Page element annotations:
———

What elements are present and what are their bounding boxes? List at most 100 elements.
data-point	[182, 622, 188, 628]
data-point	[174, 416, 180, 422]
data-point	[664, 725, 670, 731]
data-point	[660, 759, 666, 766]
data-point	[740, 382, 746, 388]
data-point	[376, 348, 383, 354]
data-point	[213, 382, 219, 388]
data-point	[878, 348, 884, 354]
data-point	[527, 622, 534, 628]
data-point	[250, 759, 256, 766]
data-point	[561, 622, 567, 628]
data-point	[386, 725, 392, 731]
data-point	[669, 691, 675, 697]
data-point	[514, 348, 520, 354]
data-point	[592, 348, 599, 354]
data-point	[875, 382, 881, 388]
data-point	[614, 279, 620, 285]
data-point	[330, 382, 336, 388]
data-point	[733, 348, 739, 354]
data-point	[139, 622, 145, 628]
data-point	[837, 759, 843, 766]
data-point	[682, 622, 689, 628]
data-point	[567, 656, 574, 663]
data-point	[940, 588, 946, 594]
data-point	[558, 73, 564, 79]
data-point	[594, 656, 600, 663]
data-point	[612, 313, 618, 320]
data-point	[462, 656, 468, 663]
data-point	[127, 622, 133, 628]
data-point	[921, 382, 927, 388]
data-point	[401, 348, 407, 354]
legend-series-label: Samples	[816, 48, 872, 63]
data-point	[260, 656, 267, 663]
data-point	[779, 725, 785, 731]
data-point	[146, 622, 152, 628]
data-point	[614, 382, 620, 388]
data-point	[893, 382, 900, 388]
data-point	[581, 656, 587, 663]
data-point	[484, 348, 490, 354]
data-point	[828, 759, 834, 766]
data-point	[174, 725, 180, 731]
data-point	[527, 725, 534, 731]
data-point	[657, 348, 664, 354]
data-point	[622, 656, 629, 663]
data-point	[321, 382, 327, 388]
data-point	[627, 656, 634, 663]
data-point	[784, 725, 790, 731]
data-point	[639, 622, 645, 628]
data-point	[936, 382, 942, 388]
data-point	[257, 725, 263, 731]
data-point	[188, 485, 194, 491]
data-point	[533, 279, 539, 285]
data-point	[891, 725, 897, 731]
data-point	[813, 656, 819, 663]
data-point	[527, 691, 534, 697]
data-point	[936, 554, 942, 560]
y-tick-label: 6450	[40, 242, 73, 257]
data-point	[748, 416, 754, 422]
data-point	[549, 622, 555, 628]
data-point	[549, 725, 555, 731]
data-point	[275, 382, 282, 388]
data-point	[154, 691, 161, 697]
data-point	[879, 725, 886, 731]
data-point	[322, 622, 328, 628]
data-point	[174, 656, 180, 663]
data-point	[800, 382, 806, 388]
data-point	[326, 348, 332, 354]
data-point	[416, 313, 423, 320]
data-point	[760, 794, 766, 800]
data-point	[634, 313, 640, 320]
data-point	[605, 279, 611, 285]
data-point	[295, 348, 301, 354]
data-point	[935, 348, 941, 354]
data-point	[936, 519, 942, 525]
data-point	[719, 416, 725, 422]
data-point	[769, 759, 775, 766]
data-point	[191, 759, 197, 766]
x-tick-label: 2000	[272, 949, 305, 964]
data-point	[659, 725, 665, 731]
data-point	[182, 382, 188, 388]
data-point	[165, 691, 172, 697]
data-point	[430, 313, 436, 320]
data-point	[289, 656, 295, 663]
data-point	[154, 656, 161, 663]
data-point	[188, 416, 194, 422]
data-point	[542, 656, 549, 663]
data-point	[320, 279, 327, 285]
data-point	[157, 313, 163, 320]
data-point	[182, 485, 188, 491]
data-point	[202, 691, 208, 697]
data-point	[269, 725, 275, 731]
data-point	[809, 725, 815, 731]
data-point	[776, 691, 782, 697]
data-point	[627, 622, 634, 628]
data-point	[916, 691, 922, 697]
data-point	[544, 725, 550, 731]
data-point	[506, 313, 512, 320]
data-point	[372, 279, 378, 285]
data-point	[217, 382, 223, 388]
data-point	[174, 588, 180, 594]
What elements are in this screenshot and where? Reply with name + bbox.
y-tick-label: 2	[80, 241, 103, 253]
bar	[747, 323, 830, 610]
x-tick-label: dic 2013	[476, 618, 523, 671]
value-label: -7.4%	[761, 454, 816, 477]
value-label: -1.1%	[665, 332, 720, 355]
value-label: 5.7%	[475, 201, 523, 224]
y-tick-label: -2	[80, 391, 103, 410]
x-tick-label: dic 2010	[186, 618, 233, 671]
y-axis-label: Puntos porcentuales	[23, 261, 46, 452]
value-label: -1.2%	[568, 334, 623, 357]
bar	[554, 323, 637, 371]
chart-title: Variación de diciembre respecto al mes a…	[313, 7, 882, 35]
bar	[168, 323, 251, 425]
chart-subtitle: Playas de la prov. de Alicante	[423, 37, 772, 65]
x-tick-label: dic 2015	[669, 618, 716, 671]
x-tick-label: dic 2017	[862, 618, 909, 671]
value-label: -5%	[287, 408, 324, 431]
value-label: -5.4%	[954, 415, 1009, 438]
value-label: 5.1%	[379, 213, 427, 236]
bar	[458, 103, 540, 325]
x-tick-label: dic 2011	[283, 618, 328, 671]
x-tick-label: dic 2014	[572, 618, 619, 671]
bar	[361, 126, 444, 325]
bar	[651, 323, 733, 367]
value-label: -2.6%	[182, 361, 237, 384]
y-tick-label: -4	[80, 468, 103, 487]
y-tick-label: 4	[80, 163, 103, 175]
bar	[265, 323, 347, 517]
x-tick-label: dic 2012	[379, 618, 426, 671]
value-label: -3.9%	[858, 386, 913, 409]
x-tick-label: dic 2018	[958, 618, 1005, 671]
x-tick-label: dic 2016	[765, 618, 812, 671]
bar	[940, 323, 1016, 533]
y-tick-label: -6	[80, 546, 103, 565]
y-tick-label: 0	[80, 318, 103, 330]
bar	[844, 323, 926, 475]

———

# WHAT IS EXPECTED
Repeat all of the material above line for line, with no changes.

# COMPLETE ANSWER
What elements are present and what are their bounding boxes? List at most 100 elements.
data-point	[182, 622, 188, 628]
data-point	[174, 416, 180, 422]
data-point	[664, 725, 670, 731]
data-point	[660, 759, 666, 766]
data-point	[740, 382, 746, 388]
data-point	[376, 348, 383, 354]
data-point	[213, 382, 219, 388]
data-point	[878, 348, 884, 354]
data-point	[527, 622, 534, 628]
data-point	[250, 759, 256, 766]
data-point	[561, 622, 567, 628]
data-point	[386, 725, 392, 731]
data-point	[669, 691, 675, 697]
data-point	[514, 348, 520, 354]
data-point	[592, 348, 599, 354]
data-point	[875, 382, 881, 388]
data-point	[614, 279, 620, 285]
data-point	[330, 382, 336, 388]
data-point	[733, 348, 739, 354]
data-point	[139, 622, 145, 628]
data-point	[837, 759, 843, 766]
data-point	[682, 622, 689, 628]
data-point	[567, 656, 574, 663]
data-point	[940, 588, 946, 594]
data-point	[558, 73, 564, 79]
data-point	[594, 656, 600, 663]
data-point	[612, 313, 618, 320]
data-point	[462, 656, 468, 663]
data-point	[127, 622, 133, 628]
data-point	[921, 382, 927, 388]
data-point	[401, 348, 407, 354]
legend-series-label: Samples	[816, 48, 872, 63]
data-point	[260, 656, 267, 663]
data-point	[779, 725, 785, 731]
data-point	[146, 622, 152, 628]
data-point	[614, 382, 620, 388]
data-point	[893, 382, 900, 388]
data-point	[581, 656, 587, 663]
data-point	[484, 348, 490, 354]
data-point	[828, 759, 834, 766]
data-point	[174, 725, 180, 731]
data-point	[527, 725, 534, 731]
data-point	[657, 348, 664, 354]
data-point	[622, 656, 629, 663]
data-point	[321, 382, 327, 388]
data-point	[627, 656, 634, 663]
data-point	[784, 725, 790, 731]
data-point	[639, 622, 645, 628]
data-point	[936, 382, 942, 388]
data-point	[257, 725, 263, 731]
data-point	[188, 485, 194, 491]
data-point	[533, 279, 539, 285]
data-point	[891, 725, 897, 731]
data-point	[813, 656, 819, 663]
data-point	[527, 691, 534, 697]
data-point	[936, 554, 942, 560]
y-tick-label: 6450	[40, 242, 73, 257]
data-point	[748, 416, 754, 422]
data-point	[549, 622, 555, 628]
data-point	[549, 725, 555, 731]
data-point	[275, 382, 282, 388]
data-point	[154, 691, 161, 697]
data-point	[879, 725, 886, 731]
data-point	[322, 622, 328, 628]
data-point	[174, 656, 180, 663]
data-point	[800, 382, 806, 388]
data-point	[326, 348, 332, 354]
data-point	[416, 313, 423, 320]
data-point	[760, 794, 766, 800]
data-point	[634, 313, 640, 320]
data-point	[605, 279, 611, 285]
data-point	[295, 348, 301, 354]
data-point	[935, 348, 941, 354]
data-point	[936, 519, 942, 525]
data-point	[719, 416, 725, 422]
data-point	[769, 759, 775, 766]
data-point	[191, 759, 197, 766]
x-tick-label: 2000	[272, 949, 305, 964]
data-point	[659, 725, 665, 731]
data-point	[182, 382, 188, 388]
data-point	[165, 691, 172, 697]
data-point	[430, 313, 436, 320]
data-point	[289, 656, 295, 663]
data-point	[154, 656, 161, 663]
data-point	[188, 416, 194, 422]
data-point	[542, 656, 549, 663]
data-point	[320, 279, 327, 285]
data-point	[157, 313, 163, 320]
data-point	[182, 485, 188, 491]
data-point	[202, 691, 208, 697]
data-point	[269, 725, 275, 731]
data-point	[809, 725, 815, 731]
data-point	[776, 691, 782, 697]
data-point	[627, 622, 634, 628]
data-point	[916, 691, 922, 697]
data-point	[544, 725, 550, 731]
data-point	[506, 313, 512, 320]
data-point	[372, 279, 378, 285]
data-point	[217, 382, 223, 388]
data-point	[174, 588, 180, 594]
What elements are in this screenshot and where? Reply with name + bbox.
y-tick-label: 2	[80, 241, 103, 253]
bar	[747, 323, 830, 610]
x-tick-label: dic 2013	[476, 618, 523, 671]
value-label: -7.4%	[761, 454, 816, 477]
value-label: -1.1%	[665, 332, 720, 355]
value-label: 5.7%	[475, 201, 523, 224]
y-tick-label: -2	[80, 391, 103, 410]
x-tick-label: dic 2010	[186, 618, 233, 671]
y-axis-label: Puntos porcentuales	[23, 261, 46, 452]
value-label: -1.2%	[568, 334, 623, 357]
bar	[554, 323, 637, 371]
chart-title: Variación de diciembre respecto al mes a…	[313, 7, 882, 35]
bar	[168, 323, 251, 425]
chart-subtitle: Playas de la prov. de Alicante	[423, 37, 772, 65]
x-tick-label: dic 2015	[669, 618, 716, 671]
x-tick-label: dic 2017	[862, 618, 909, 671]
value-label: -5%	[287, 408, 324, 431]
value-label: -5.4%	[954, 415, 1009, 438]
value-label: 5.1%	[379, 213, 427, 236]
bar	[458, 103, 540, 325]
x-tick-label: dic 2011	[283, 618, 328, 671]
x-tick-label: dic 2014	[572, 618, 619, 671]
bar	[361, 126, 444, 325]
bar	[651, 323, 733, 367]
value-label: -2.6%	[182, 361, 237, 384]
y-tick-label: -4	[80, 468, 103, 487]
y-tick-label: 4	[80, 163, 103, 175]
bar	[265, 323, 347, 517]
x-tick-label: dic 2012	[379, 618, 426, 671]
value-label: -3.9%	[858, 386, 913, 409]
x-tick-label: dic 2018	[958, 618, 1005, 671]
x-tick-label: dic 2016	[765, 618, 812, 671]
bar	[940, 323, 1016, 533]
y-tick-label: -6	[80, 546, 103, 565]
y-tick-label: 0	[80, 318, 103, 330]
bar	[844, 323, 926, 475]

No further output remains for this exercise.